:: The data

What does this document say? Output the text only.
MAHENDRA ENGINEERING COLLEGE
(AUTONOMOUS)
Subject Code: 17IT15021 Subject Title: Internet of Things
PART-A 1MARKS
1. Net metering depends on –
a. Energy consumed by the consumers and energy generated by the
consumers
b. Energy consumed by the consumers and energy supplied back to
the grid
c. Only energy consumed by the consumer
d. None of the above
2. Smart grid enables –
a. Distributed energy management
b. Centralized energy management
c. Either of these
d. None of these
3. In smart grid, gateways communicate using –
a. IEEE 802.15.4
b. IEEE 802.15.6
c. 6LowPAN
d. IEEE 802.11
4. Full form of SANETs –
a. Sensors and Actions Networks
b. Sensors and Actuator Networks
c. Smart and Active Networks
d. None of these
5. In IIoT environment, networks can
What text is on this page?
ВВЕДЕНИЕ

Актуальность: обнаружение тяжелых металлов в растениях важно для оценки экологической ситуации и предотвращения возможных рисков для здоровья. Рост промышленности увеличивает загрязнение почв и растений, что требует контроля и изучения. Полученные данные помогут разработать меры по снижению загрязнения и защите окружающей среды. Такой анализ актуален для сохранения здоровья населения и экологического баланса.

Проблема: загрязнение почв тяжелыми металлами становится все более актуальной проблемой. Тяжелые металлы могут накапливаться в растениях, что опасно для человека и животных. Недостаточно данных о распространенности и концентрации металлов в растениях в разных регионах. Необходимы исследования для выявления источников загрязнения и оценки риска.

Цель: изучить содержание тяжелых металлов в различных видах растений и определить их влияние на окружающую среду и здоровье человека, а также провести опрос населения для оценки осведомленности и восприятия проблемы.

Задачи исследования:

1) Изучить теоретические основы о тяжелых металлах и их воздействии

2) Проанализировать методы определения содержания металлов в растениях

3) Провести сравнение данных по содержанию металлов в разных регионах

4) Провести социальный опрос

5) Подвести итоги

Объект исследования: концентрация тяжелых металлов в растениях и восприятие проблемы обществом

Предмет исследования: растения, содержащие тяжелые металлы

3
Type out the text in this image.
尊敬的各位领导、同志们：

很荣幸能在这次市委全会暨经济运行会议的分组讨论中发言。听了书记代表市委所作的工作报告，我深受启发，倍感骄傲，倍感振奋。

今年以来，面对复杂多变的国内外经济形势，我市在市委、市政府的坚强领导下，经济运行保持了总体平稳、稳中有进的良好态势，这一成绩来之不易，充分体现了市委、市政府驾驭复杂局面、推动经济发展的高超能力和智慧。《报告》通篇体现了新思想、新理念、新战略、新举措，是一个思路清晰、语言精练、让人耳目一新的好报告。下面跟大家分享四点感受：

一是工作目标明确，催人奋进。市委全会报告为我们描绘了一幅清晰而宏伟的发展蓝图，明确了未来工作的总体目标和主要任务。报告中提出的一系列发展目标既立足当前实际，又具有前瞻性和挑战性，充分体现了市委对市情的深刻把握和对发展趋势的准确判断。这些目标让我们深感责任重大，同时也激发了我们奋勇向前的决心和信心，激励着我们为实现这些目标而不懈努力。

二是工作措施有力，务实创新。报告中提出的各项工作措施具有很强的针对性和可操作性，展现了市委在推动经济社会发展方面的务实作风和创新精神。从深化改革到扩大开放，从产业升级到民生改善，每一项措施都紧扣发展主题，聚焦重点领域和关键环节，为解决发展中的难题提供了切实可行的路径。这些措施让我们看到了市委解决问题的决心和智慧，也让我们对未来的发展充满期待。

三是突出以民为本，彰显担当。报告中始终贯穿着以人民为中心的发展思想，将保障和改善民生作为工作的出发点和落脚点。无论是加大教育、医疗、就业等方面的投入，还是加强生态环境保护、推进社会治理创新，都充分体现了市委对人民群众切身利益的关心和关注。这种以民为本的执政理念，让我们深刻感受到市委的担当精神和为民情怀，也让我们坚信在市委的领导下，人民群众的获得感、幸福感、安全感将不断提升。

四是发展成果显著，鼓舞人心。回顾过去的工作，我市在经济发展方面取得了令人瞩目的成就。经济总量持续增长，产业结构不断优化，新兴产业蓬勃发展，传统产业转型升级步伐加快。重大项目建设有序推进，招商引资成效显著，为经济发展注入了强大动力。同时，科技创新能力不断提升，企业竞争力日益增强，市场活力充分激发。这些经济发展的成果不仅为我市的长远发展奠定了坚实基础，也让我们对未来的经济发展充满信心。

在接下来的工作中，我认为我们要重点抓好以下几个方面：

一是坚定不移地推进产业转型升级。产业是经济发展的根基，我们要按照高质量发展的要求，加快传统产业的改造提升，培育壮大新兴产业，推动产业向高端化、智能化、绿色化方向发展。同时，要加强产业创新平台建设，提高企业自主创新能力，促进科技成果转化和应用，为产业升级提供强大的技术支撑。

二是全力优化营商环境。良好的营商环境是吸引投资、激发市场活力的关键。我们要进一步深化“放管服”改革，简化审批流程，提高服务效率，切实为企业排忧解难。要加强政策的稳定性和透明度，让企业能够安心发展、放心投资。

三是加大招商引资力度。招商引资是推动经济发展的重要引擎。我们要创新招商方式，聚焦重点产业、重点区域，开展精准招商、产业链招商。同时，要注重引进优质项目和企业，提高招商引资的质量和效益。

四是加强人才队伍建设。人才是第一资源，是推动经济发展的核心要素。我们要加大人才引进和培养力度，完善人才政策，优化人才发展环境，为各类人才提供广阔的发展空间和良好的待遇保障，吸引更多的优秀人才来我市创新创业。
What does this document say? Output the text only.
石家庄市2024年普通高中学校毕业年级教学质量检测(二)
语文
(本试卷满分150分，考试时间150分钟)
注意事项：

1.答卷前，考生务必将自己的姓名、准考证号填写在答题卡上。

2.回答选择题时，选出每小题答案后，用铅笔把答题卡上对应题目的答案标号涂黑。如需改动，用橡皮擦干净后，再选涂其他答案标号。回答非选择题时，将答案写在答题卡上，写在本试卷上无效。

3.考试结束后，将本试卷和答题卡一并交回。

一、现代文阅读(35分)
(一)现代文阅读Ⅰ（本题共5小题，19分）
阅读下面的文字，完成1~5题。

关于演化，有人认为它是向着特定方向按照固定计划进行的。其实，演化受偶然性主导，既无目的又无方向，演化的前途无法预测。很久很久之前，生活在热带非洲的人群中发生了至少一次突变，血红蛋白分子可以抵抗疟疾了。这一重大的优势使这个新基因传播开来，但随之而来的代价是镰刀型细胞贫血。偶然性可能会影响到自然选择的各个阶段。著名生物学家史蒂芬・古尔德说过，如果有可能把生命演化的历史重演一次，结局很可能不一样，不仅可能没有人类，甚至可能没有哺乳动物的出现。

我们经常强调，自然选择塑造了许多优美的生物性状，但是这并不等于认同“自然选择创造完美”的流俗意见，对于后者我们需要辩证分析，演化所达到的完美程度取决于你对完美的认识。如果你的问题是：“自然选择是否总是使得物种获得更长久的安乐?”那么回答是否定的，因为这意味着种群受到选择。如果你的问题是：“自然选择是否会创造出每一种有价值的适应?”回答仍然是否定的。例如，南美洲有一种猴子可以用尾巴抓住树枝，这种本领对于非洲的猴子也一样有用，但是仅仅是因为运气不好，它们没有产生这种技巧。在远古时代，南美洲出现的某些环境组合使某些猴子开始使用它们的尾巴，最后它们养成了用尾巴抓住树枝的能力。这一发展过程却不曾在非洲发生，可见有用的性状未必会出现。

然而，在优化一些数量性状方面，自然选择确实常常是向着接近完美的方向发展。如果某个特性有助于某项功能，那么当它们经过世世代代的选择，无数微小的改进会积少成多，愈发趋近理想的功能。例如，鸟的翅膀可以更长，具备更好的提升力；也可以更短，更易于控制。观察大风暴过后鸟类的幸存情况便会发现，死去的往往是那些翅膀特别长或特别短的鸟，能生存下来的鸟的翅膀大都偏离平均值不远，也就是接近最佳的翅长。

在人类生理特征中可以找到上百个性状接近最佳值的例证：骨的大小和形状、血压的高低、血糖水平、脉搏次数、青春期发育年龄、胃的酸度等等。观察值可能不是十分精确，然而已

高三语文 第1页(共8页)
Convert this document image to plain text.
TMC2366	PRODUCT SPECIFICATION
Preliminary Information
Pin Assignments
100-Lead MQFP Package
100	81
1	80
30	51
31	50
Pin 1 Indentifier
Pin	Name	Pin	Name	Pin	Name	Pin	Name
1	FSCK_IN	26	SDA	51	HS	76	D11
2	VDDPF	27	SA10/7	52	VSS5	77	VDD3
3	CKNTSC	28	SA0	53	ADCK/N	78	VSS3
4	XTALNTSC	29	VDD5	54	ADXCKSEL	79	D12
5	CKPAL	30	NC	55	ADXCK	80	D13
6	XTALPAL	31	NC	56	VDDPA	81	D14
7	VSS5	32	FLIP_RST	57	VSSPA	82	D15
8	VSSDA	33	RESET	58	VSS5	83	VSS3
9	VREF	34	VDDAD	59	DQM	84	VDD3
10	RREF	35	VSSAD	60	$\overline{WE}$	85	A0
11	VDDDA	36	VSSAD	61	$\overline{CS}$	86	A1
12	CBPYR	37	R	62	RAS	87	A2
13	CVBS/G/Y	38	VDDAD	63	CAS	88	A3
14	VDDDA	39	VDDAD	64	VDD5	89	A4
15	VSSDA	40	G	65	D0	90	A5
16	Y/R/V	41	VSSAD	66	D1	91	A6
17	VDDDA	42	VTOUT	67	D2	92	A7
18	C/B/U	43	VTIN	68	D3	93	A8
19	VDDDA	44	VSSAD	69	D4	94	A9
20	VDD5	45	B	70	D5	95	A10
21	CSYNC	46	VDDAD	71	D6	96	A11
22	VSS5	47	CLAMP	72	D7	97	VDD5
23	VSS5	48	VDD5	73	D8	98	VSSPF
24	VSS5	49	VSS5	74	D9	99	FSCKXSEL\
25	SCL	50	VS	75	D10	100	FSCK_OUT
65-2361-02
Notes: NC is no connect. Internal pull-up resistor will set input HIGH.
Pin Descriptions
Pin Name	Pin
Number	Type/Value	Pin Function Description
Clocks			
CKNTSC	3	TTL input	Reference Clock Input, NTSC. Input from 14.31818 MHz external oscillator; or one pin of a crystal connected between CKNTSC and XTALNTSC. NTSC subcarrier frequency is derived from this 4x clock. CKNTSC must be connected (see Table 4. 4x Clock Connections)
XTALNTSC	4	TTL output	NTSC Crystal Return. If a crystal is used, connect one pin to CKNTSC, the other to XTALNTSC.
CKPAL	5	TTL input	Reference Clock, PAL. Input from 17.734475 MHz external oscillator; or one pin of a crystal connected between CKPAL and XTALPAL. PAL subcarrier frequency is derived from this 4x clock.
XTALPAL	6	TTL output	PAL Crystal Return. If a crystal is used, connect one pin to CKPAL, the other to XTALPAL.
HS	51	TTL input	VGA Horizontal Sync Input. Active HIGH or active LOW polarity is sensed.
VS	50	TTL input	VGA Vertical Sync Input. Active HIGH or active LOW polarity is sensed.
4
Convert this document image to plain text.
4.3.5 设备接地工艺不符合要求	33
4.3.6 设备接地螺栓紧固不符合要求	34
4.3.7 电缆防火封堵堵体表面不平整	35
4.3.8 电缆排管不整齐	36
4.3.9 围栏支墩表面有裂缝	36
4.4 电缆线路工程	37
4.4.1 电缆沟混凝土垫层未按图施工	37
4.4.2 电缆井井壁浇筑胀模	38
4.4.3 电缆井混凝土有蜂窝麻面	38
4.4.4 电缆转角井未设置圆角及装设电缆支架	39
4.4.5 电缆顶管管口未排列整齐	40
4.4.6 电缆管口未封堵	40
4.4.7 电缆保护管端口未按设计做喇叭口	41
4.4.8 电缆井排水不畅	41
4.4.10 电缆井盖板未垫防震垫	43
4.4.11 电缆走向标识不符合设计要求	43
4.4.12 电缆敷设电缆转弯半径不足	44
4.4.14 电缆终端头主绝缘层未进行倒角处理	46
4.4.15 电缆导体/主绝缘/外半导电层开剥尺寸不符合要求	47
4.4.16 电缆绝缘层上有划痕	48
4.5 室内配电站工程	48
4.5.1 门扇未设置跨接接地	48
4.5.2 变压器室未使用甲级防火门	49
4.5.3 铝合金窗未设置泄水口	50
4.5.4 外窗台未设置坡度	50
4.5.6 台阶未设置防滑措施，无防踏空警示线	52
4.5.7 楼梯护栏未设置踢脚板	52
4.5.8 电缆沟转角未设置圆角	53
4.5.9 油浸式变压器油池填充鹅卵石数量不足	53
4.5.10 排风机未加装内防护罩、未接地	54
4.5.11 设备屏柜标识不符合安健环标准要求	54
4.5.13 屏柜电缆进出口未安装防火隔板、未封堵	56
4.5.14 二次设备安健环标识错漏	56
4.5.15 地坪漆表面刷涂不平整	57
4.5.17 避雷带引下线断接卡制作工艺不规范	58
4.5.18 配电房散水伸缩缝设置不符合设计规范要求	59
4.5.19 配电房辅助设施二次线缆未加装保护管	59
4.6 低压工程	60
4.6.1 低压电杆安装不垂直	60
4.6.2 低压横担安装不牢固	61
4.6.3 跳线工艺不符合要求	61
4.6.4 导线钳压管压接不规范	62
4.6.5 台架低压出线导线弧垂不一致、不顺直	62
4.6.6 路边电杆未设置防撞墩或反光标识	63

::::

Given problem - Pick out the lines containing the string "Reference".

Expected output -
CKNTSC	3	TTL input	Reference Clock Input, NTSC. Input from 14.31818 MHz external oscillator; or one pin of a crystal connected between CKNTSC and XTALNTSC. NTSC subcarrier frequency is derived from this 4x clock. CKNTSC must be connected (see Table 4. 4x Clock Connections)
CKPAL	5	TTL input	Reference Clock, PAL. Input from 17.734475 MHz external oscillator; or one pin of a crystal connected between CKPAL and XTALPAL. PAL subcarrier frequency is derived from this 4x clock.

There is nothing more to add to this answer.